__Exercise directions__:
Set the data down again, exactly as it reads, but without the pictures.

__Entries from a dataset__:

===

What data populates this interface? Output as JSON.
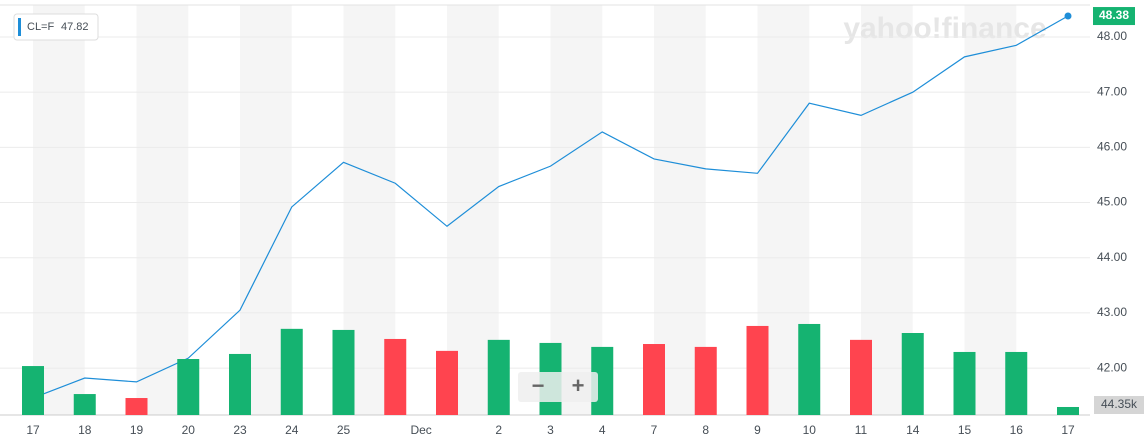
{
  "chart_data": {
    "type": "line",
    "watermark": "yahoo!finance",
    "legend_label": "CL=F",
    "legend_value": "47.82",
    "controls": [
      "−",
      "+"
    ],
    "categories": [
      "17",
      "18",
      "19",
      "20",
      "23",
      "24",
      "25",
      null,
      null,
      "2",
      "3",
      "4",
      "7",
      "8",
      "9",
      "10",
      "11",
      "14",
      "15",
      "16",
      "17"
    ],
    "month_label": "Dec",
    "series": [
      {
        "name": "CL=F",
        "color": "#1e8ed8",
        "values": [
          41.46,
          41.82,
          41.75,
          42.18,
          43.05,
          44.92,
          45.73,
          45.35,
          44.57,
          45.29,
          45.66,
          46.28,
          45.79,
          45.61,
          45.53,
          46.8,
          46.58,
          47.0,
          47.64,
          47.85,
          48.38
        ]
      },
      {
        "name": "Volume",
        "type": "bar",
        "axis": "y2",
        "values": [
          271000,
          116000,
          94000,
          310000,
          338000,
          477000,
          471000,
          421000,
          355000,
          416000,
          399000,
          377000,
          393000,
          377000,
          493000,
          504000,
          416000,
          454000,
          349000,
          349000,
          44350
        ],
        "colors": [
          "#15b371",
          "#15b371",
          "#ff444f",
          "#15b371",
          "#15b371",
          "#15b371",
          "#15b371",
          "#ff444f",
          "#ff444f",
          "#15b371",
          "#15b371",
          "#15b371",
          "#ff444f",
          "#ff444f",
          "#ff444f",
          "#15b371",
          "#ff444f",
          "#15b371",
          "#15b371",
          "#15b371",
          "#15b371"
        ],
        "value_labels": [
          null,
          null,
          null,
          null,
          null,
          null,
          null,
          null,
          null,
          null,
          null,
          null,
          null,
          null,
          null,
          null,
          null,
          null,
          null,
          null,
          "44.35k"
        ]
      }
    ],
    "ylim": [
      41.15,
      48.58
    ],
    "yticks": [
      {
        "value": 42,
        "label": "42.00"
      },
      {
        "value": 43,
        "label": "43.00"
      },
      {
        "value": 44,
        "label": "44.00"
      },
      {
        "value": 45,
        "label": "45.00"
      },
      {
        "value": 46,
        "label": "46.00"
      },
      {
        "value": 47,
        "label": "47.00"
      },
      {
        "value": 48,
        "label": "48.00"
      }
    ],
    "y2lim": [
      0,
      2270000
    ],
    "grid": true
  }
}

===

__Answer to this exercise__:
What data populates this interface? Output as JSON.
{
  "chart_data": {
    "type": "line",
    "watermark": "yahoo!finance",
    "legend_label": "CL=F",
    "legend_value": "47.82",
    "controls": [
      "−",
      "+"
    ],
    "categories": [
      "17",
      "18",
      "19",
      "20",
      "23",
      "24",
      "25",
      null,
      null,
      "2",
      "3",
      "4",
      "7",
      "8",
      "9",
      "10",
      "11",
      "14",
      "15",
      "16",
      "17"
    ],
    "month_label": "Dec",
    "series": [
      {
        "name": "CL=F",
        "color": "#1e8ed8",
        "values": [
          41.46,
          41.82,
          41.75,
          42.18,
          43.05,
          44.92,
          45.73,
          45.35,
          44.57,
          45.29,
          45.66,
          46.28,
          45.79,
          45.61,
          45.53,
          46.8,
          46.58,
          47.0,
          47.64,
          47.85,
          48.38
        ]
      },
      {
        "name": "Volume",
        "type": "bar",
        "axis": "y2",
        "values": [
          271000,
          116000,
          94000,
          310000,
          338000,
          477000,
          471000,
          421000,
          355000,
          416000,
          399000,
          377000,
          393000,
          377000,
          493000,
          504000,
          416000,
          454000,
          349000,
          349000,
          44350
        ],
        "colors": [
          "#15b371",
          "#15b371",
          "#ff444f",
          "#15b371",
          "#15b371",
          "#15b371",
          "#15b371",
          "#ff444f",
          "#ff444f",
          "#15b371",
          "#15b371",
          "#15b371",
          "#ff444f",
          "#ff444f",
          "#ff444f",
          "#15b371",
          "#ff444f",
          "#15b371",
          "#15b371",
          "#15b371",
          "#15b371"
        ],
        "value_labels": [
          null,
          null,
          null,
          null,
          null,
          null,
          null,
          null,
          null,
          null,
          null,
          null,
          null,
          null,
          null,
          null,
          null,
          null,
          null,
          null,
          "44.35k"
        ]
      }
    ],
    "ylim": [
      41.15,
      48.58
    ],
    "yticks": [
      {
        "value": 42,
        "label": "42.00"
      },
      {
        "value": 43,
        "label": "43.00"
      },
      {
        "value": 44,
        "label": "44.00"
      },
      {
        "value": 45,
        "label": "45.00"
      },
      {
        "value": 46,
        "label": "46.00"
      },
      {
        "value": 47,
        "label": "47.00"
      },
      {
        "value": 48,
        "label": "48.00"
      }
    ],
    "y2lim": [
      0,
      2270000
    ],
    "grid": true
  }
}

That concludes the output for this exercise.